SET PROBLEM – Copy all of the material below word for word, leaving out the pictures.

[Data list]
----------------
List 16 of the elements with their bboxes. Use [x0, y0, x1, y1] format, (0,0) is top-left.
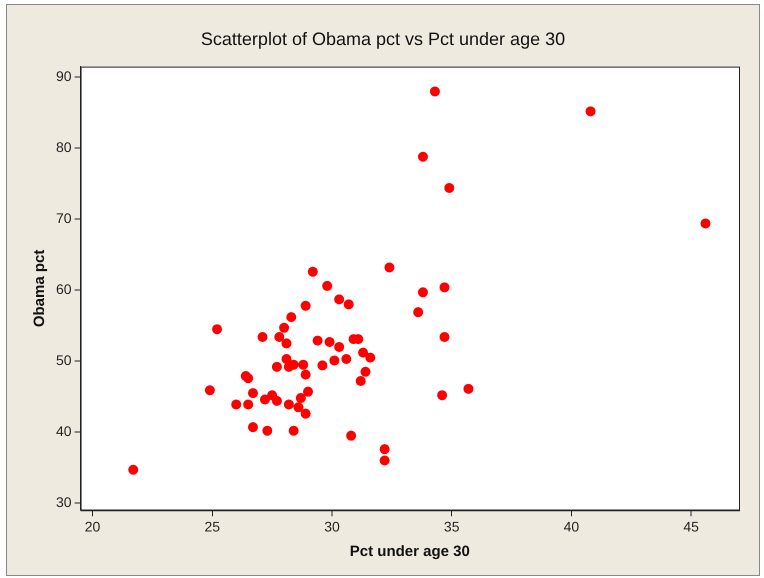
x-tick-label: 20: [84, 518, 101, 534]
y-tick-label: 60: [56, 281, 72, 298]
y-tick-label: 90: [56, 68, 72, 84]
x-axis-title: Pct under age 30: [350, 543, 470, 560]
y-tick-label: 80: [56, 139, 72, 156]
y-axis-title: Obama pct: [31, 250, 48, 328]
y-tick-label: 50: [56, 352, 72, 368]
y-tick-label: 40: [56, 422, 72, 439]
x-tick-label: 30: [324, 518, 340, 534]
chart-title: Scatterplot of Obama pct vs Pct under age 30: [200, 28, 566, 49]
y-tick-label: 30: [56, 494, 72, 510]
x-tick-label: 40: [564, 518, 580, 534]
x-tick-label: 45: [683, 518, 700, 534]
x-tick-label: 35: [444, 518, 460, 534]
x-tick-label: 25: [204, 518, 220, 534]
y-tick-label: 70: [56, 210, 72, 226]
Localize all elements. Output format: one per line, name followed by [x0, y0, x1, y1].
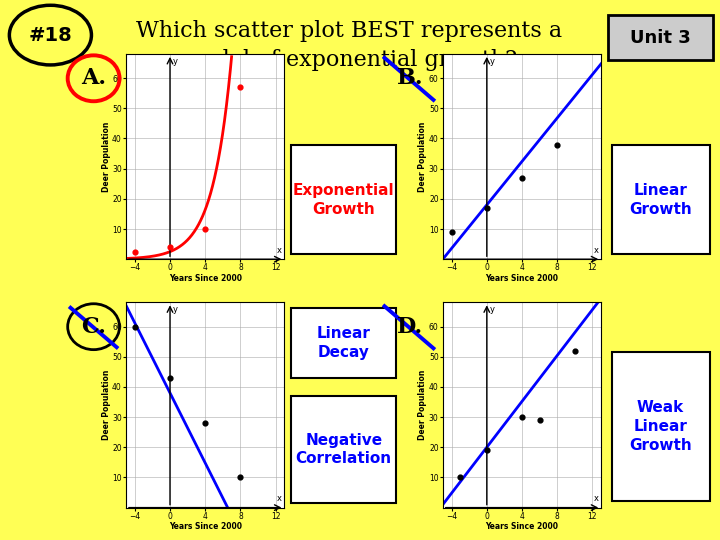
- FancyBboxPatch shape: [608, 15, 713, 60]
- Text: Which scatter plot BEST represents a
model of exponential growth?: Which scatter plot BEST represents a mod…: [136, 21, 562, 71]
- Text: y: y: [173, 306, 178, 314]
- Text: Negative
Correlation: Negative Correlation: [296, 433, 392, 467]
- Text: #18: #18: [29, 25, 72, 45]
- Text: Weak
Linear
Growth: Weak Linear Growth: [629, 401, 692, 453]
- Point: [199, 225, 211, 233]
- Point: [569, 346, 580, 355]
- Text: Exponential
Growth: Exponential Growth: [293, 183, 395, 217]
- Y-axis label: Deer Population: Deer Population: [418, 122, 428, 192]
- Point: [481, 446, 492, 455]
- Text: x: x: [593, 246, 598, 255]
- Text: C.: C.: [81, 316, 106, 338]
- Point: [481, 204, 492, 212]
- FancyBboxPatch shape: [611, 352, 710, 501]
- Text: y: y: [490, 306, 495, 314]
- Point: [552, 140, 563, 149]
- Point: [235, 473, 246, 482]
- X-axis label: Years Since 2000: Years Since 2000: [168, 274, 242, 283]
- X-axis label: Years Since 2000: Years Since 2000: [485, 522, 559, 531]
- FancyBboxPatch shape: [611, 145, 710, 254]
- Y-axis label: Deer Population: Deer Population: [102, 122, 111, 192]
- Point: [534, 416, 545, 424]
- Point: [454, 473, 466, 482]
- Text: B.: B.: [397, 68, 423, 89]
- Y-axis label: Deer Population: Deer Population: [102, 370, 111, 440]
- Point: [446, 228, 457, 237]
- Point: [235, 83, 246, 91]
- Text: x: x: [593, 494, 598, 503]
- Text: A.: A.: [81, 68, 106, 89]
- Point: [199, 419, 211, 428]
- FancyBboxPatch shape: [292, 396, 396, 503]
- Text: Linear
Decay: Linear Decay: [317, 326, 371, 360]
- Text: x: x: [276, 246, 282, 255]
- Point: [129, 247, 140, 256]
- Point: [164, 243, 176, 252]
- X-axis label: Years Since 2000: Years Since 2000: [168, 522, 242, 531]
- Point: [129, 322, 140, 331]
- FancyBboxPatch shape: [292, 308, 396, 377]
- X-axis label: Years Since 2000: Years Since 2000: [485, 274, 559, 283]
- Text: Unit 3: Unit 3: [630, 29, 691, 47]
- Text: y: y: [490, 57, 495, 66]
- Text: D.: D.: [397, 316, 423, 338]
- Point: [516, 413, 528, 421]
- Text: y: y: [173, 57, 178, 66]
- FancyBboxPatch shape: [292, 145, 396, 254]
- Text: Linear
Growth: Linear Growth: [629, 183, 692, 217]
- Point: [516, 173, 528, 182]
- Point: [164, 374, 176, 382]
- Text: x: x: [276, 494, 282, 503]
- Y-axis label: Deer Population: Deer Population: [418, 370, 428, 440]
----------------
ANSWER FOR THIS EXERCISE –
List 16 of the elements with their bboxes. Use [x0, y0, x1, y1] format, (0,0) is top-left.
x-tick-label: 20: [84, 518, 101, 534]
y-tick-label: 60: [56, 281, 72, 298]
y-tick-label: 90: [56, 68, 72, 84]
x-axis-title: Pct under age 30: [350, 543, 470, 560]
y-tick-label: 80: [56, 139, 72, 156]
y-axis-title: Obama pct: [31, 250, 48, 328]
y-tick-label: 50: [56, 352, 72, 368]
y-tick-label: 40: [56, 422, 72, 439]
x-tick-label: 30: [324, 518, 340, 534]
chart-title: Scatterplot of Obama pct vs Pct under age 30: [200, 28, 566, 49]
y-tick-label: 30: [56, 494, 72, 510]
x-tick-label: 40: [564, 518, 580, 534]
x-tick-label: 45: [683, 518, 700, 534]
x-tick-label: 35: [444, 518, 460, 534]
x-tick-label: 25: [204, 518, 220, 534]
y-tick-label: 70: [56, 210, 72, 226]
Localize all elements. Output format: one per line, name followed by [x0, y0, x1, y1].
- FancyBboxPatch shape: [608, 15, 713, 60]
- Text: Which scatter plot BEST represents a
model of exponential growth?: Which scatter plot BEST represents a mod…: [136, 21, 562, 71]
- Text: y: y: [173, 306, 178, 314]
- Text: Negative
Correlation: Negative Correlation: [296, 433, 392, 467]
- Text: #18: #18: [29, 25, 72, 45]
- Text: Weak
Linear
Growth: Weak Linear Growth: [629, 401, 692, 453]
- Point: [199, 225, 211, 233]
- Point: [569, 346, 580, 355]
- Text: Exponential
Growth: Exponential Growth: [293, 183, 395, 217]
- Y-axis label: Deer Population: Deer Population: [418, 122, 428, 192]
- Point: [481, 446, 492, 455]
- Text: x: x: [593, 246, 598, 255]
- Text: C.: C.: [81, 316, 106, 338]
- Point: [481, 204, 492, 212]
- FancyBboxPatch shape: [611, 352, 710, 501]
- Text: y: y: [490, 306, 495, 314]
- Point: [552, 140, 563, 149]
- Point: [235, 473, 246, 482]
- X-axis label: Years Since 2000: Years Since 2000: [168, 274, 242, 283]
- X-axis label: Years Since 2000: Years Since 2000: [485, 522, 559, 531]
- FancyBboxPatch shape: [611, 145, 710, 254]
- Y-axis label: Deer Population: Deer Population: [102, 122, 111, 192]
- Point: [534, 416, 545, 424]
- Point: [454, 473, 466, 482]
- Text: B.: B.: [397, 68, 423, 89]
- Y-axis label: Deer Population: Deer Population: [102, 370, 111, 440]
- Point: [446, 228, 457, 237]
- Point: [235, 83, 246, 91]
- Text: x: x: [593, 494, 598, 503]
- Text: A.: A.: [81, 68, 106, 89]
- Point: [199, 419, 211, 428]
- FancyBboxPatch shape: [292, 396, 396, 503]
- Text: Linear
Decay: Linear Decay: [317, 326, 371, 360]
- Text: x: x: [276, 246, 282, 255]
- Point: [129, 247, 140, 256]
- Point: [164, 243, 176, 252]
- X-axis label: Years Since 2000: Years Since 2000: [168, 522, 242, 531]
- Point: [129, 322, 140, 331]
- FancyBboxPatch shape: [292, 308, 396, 377]
- X-axis label: Years Since 2000: Years Since 2000: [485, 274, 559, 283]
- Text: Unit 3: Unit 3: [630, 29, 691, 47]
- Text: y: y: [490, 57, 495, 66]
- Text: D.: D.: [397, 316, 423, 338]
- Point: [516, 413, 528, 421]
- Text: y: y: [173, 57, 178, 66]
- FancyBboxPatch shape: [292, 145, 396, 254]
- Text: Linear
Growth: Linear Growth: [629, 183, 692, 217]
- Point: [516, 173, 528, 182]
- Point: [164, 374, 176, 382]
- Text: x: x: [276, 494, 282, 503]
- Y-axis label: Deer Population: Deer Population: [418, 370, 428, 440]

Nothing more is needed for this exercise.